# EXERCISE INPUTS

>> BEGIN

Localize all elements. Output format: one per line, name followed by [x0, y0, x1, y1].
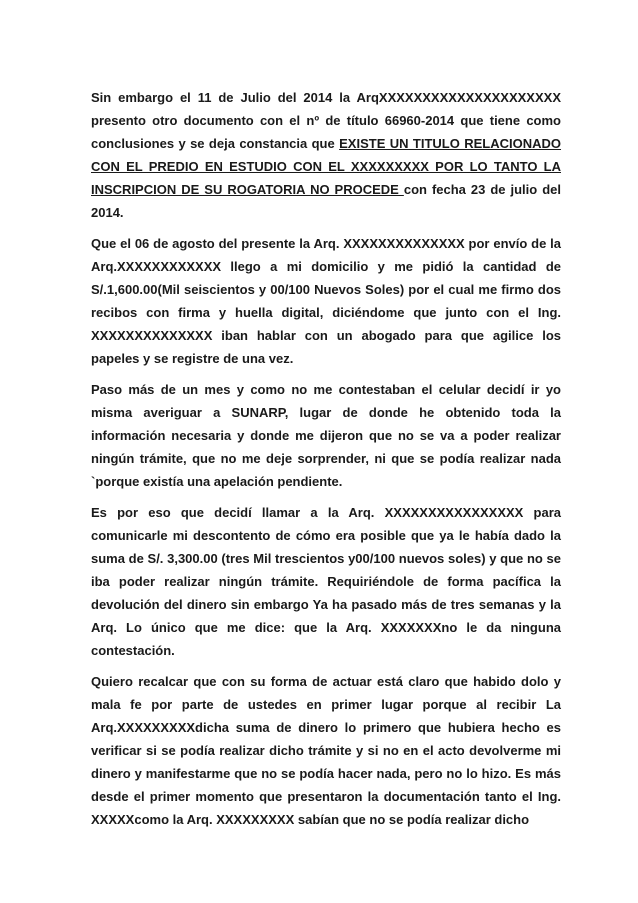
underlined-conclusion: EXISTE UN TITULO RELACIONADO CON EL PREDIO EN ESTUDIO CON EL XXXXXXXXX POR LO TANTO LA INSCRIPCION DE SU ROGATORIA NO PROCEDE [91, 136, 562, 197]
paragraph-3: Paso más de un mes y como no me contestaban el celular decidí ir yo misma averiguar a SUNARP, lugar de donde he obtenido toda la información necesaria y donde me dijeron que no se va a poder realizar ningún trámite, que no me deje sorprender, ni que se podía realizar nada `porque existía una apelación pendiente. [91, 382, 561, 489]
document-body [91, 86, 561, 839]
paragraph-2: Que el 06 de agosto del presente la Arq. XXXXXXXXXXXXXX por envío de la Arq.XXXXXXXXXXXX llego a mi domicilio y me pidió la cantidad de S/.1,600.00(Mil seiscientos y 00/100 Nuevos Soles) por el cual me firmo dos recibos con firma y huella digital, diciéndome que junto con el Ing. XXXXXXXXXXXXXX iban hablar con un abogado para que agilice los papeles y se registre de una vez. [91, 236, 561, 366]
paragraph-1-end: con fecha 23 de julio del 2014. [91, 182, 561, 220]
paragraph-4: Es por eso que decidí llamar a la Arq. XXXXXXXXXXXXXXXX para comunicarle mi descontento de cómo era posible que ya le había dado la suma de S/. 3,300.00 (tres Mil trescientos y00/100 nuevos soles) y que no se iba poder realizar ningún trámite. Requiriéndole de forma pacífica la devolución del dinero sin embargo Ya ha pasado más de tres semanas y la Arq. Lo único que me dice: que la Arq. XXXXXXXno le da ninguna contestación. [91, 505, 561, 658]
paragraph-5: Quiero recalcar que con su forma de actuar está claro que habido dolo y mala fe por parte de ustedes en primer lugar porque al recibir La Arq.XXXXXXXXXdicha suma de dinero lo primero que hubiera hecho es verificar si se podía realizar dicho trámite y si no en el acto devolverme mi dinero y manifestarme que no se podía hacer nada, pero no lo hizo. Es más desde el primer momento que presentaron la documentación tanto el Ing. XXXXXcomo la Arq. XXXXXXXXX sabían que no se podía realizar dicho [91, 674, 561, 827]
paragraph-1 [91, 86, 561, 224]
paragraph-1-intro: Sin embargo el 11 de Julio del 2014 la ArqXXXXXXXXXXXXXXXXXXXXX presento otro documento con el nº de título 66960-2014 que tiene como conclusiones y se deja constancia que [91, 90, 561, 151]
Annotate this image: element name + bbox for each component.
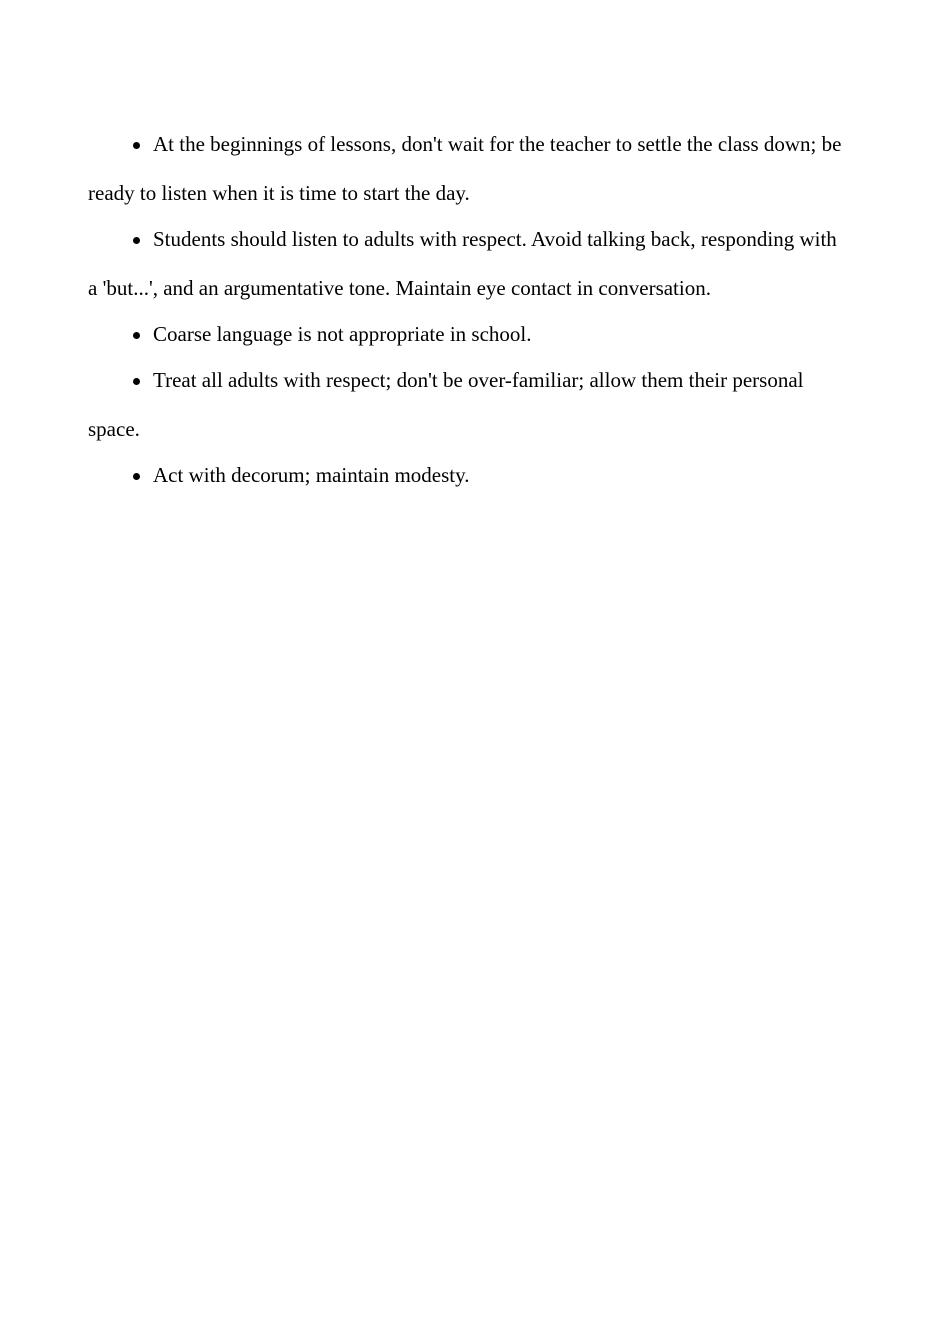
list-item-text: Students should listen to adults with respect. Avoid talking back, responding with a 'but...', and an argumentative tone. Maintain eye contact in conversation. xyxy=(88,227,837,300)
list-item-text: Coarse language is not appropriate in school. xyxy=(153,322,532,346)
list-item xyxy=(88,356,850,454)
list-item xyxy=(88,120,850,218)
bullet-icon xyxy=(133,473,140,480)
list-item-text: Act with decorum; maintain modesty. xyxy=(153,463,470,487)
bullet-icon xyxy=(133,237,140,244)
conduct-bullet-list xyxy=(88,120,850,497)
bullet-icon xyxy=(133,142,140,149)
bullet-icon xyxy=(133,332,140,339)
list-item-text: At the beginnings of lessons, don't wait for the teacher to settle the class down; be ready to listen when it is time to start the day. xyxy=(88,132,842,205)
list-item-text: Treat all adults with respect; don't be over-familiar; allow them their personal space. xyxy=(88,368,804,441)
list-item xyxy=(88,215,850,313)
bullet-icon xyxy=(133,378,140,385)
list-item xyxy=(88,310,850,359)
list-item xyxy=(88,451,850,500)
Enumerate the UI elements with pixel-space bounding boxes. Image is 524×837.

>> END
>> BEGIN

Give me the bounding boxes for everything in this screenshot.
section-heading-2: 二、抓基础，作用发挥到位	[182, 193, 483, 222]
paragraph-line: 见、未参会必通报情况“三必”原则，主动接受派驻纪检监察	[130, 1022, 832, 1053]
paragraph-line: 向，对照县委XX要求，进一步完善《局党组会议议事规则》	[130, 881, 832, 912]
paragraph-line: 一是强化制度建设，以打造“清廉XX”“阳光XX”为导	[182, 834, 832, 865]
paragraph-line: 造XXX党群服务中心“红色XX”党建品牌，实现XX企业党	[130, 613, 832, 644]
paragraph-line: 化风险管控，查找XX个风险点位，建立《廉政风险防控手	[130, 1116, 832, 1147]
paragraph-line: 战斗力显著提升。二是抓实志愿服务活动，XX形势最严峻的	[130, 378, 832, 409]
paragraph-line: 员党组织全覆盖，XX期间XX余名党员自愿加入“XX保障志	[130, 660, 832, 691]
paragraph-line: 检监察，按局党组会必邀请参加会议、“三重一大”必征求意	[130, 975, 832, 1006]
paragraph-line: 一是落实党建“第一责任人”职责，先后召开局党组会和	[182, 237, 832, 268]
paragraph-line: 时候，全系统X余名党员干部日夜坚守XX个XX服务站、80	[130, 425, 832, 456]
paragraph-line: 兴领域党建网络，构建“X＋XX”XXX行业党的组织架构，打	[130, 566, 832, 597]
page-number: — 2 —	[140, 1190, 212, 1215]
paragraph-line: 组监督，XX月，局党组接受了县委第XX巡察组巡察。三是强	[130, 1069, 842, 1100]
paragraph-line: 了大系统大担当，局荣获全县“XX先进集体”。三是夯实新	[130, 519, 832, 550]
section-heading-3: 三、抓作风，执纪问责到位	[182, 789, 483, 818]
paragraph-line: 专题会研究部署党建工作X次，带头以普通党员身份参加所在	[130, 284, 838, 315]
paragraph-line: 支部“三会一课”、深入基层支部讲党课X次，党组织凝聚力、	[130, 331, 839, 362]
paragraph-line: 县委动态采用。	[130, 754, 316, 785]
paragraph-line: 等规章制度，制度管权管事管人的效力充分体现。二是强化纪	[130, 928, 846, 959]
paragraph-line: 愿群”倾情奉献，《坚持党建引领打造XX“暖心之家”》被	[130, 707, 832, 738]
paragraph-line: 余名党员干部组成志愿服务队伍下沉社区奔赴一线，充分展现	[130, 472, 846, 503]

>> END
>> BEGIN

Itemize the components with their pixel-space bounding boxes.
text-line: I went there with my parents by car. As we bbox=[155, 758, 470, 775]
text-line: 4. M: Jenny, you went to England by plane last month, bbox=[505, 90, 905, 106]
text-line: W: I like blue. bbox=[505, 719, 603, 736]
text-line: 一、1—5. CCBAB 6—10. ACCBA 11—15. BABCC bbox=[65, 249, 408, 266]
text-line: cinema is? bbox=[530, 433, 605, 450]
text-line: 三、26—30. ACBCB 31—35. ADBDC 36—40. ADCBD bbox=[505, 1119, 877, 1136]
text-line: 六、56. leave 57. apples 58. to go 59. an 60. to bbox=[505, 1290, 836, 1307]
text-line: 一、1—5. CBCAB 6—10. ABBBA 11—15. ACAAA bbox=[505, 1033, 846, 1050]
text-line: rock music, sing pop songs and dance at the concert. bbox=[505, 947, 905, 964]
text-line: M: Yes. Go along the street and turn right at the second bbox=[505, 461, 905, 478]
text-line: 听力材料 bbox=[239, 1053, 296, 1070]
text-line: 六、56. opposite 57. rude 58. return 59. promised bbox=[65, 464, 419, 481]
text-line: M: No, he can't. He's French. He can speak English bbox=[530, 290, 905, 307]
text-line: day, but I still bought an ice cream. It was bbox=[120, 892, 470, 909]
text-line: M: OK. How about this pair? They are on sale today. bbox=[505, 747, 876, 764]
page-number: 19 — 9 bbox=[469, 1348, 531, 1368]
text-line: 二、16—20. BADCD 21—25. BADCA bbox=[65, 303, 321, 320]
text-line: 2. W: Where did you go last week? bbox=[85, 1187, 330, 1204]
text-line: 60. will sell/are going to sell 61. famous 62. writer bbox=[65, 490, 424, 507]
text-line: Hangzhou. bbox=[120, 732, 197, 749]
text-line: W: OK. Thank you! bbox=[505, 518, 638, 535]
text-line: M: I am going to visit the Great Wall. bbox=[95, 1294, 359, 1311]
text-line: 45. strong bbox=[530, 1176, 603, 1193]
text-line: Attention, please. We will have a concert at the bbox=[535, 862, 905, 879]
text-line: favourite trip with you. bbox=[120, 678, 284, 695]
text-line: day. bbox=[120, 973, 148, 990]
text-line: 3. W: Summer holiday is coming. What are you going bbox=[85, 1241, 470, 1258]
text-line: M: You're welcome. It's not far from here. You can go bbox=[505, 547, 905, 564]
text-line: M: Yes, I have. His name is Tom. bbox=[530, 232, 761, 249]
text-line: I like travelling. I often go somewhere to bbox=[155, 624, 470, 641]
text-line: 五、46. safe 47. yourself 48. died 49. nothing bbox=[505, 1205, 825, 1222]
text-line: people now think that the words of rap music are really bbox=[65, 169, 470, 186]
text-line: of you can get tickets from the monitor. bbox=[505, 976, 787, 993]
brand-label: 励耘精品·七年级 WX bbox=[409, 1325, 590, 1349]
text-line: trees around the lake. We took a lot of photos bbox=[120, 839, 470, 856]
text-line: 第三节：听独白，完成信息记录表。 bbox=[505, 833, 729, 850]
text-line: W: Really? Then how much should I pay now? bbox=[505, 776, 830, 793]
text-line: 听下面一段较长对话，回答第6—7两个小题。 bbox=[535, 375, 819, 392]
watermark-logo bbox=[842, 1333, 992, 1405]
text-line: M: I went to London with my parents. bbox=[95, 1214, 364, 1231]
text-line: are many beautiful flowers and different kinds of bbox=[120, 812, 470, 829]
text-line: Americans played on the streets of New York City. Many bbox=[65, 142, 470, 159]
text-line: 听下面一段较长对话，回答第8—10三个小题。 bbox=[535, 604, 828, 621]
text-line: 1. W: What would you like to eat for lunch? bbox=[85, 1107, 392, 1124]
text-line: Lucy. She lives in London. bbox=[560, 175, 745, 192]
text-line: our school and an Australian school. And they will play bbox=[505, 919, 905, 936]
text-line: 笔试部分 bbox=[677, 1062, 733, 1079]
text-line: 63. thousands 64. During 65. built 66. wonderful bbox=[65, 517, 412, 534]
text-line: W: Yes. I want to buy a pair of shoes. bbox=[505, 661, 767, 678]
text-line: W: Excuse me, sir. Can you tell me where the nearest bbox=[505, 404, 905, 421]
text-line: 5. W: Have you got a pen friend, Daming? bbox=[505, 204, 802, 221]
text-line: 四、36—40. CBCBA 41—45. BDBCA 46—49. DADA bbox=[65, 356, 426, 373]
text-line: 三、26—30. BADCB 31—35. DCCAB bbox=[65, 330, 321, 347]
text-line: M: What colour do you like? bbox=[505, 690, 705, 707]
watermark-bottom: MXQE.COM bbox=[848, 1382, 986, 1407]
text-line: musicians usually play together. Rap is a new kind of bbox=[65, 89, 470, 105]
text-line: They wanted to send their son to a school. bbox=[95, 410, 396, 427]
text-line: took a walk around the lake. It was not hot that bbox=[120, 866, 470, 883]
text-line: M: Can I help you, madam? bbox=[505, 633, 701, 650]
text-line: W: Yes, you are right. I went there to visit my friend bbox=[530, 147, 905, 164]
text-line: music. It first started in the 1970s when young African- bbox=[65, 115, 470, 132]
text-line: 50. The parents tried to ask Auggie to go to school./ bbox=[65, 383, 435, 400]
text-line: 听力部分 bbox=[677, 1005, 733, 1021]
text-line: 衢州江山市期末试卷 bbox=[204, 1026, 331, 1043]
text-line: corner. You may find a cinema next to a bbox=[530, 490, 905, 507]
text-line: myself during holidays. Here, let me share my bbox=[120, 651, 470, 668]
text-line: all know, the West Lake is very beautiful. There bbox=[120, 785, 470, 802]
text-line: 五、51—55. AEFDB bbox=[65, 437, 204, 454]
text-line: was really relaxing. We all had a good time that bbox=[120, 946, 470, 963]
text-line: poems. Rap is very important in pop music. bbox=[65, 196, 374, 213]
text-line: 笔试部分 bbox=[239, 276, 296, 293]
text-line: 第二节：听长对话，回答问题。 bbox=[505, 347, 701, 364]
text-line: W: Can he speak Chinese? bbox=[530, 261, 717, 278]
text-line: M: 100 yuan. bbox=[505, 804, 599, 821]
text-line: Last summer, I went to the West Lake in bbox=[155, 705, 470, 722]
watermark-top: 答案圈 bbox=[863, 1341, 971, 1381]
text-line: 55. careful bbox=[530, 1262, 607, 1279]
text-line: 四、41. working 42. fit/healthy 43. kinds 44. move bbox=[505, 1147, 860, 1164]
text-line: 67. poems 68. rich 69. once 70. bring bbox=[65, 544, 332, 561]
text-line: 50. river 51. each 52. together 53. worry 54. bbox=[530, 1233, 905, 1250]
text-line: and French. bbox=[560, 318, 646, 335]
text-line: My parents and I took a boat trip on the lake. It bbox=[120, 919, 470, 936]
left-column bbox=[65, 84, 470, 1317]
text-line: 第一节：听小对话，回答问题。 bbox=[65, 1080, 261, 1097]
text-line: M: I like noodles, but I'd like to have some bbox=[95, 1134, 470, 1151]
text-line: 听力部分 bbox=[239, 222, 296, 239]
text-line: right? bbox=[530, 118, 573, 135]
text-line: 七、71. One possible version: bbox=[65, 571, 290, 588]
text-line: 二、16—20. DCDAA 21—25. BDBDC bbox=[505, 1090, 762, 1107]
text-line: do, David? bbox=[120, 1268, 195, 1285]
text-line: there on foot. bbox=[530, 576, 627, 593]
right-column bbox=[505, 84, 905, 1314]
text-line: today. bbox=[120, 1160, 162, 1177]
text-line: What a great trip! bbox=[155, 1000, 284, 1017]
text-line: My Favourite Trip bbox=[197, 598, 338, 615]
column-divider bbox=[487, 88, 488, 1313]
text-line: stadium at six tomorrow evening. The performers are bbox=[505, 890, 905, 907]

>> END

# EXERCISE BRIEF
Format the entries from the line containing "list-item-text: Students should" through the line containing "list-item-text: At the" as a numbered list, leaving out any blank lines.

# OUTPUT
1. list-item-text: Students should listen to adults with respect. Avoid talking back, responding with a 'but...', and an argumentative tone. Maintain eye contact in conversation. xyxy=(88,227,837,300)
2. list-item-text: Coarse language is not appropriate in school. xyxy=(153,322,532,346)
3. list-item xyxy=(88,356,850,454)
4. list-item xyxy=(88,120,850,218)
5. bullet-icon xyxy=(133,473,140,480)
6. list-item-text: Act with decorum; maintain modesty. xyxy=(153,463,470,487)
7. bullet-icon xyxy=(133,237,140,244)
8. conduct-bullet-list xyxy=(88,120,850,497)
9. bullet-icon xyxy=(133,142,140,149)
10. bullet-icon xyxy=(133,332,140,339)
11. list-item-text: At the beginnings of lessons, don't wait for the teacher to settle the class down; be ready to listen when it is time to start the day. xyxy=(88,132,842,205)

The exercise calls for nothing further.